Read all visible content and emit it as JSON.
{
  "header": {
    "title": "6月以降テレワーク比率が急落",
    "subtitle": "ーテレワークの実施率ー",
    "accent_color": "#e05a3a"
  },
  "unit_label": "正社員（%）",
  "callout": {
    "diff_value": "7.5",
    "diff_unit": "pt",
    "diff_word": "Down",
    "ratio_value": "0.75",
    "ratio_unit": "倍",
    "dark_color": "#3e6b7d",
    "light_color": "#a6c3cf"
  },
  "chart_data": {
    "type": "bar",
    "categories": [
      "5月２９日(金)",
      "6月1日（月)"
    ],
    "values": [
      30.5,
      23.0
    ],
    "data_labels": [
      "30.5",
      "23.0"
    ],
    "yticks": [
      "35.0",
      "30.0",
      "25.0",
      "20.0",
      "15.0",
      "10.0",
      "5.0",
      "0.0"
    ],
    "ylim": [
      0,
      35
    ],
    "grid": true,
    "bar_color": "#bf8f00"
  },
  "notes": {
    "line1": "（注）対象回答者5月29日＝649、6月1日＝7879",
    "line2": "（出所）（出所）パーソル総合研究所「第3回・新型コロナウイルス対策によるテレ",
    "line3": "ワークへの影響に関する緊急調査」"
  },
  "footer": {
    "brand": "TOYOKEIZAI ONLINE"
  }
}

Exercise description:
Copy all the records above exactly, missing none.

Response to the task:
Read all visible content and emit it as JSON.
{
  "header": {
    "title": "6月以降テレワーク比率が急落",
    "subtitle": "ーテレワークの実施率ー",
    "accent_color": "#e05a3a"
  },
  "unit_label": "正社員（%）",
  "callout": {
    "diff_value": "7.5",
    "diff_unit": "pt",
    "diff_word": "Down",
    "ratio_value": "0.75",
    "ratio_unit": "倍",
    "dark_color": "#3e6b7d",
    "light_color": "#a6c3cf"
  },
  "chart_data": {
    "type": "bar",
    "categories": [
      "5月２９日(金)",
      "6月1日（月)"
    ],
    "values": [
      30.5,
      23.0
    ],
    "data_labels": [
      "30.5",
      "23.0"
    ],
    "yticks": [
      "35.0",
      "30.0",
      "25.0",
      "20.0",
      "15.0",
      "10.0",
      "5.0",
      "0.0"
    ],
    "ylim": [
      0,
      35
    ],
    "grid": true,
    "bar_color": "#bf8f00"
  },
  "notes": {
    "line1": "（注）対象回答者5月29日＝649、6月1日＝7879",
    "line2": "（出所）（出所）パーソル総合研究所「第3回・新型コロナウイルス対策によるテレ",
    "line3": "ワークへの影響に関する緊急調査」"
  },
  "footer": {
    "brand": "TOYOKEIZAI ONLINE"
  }
}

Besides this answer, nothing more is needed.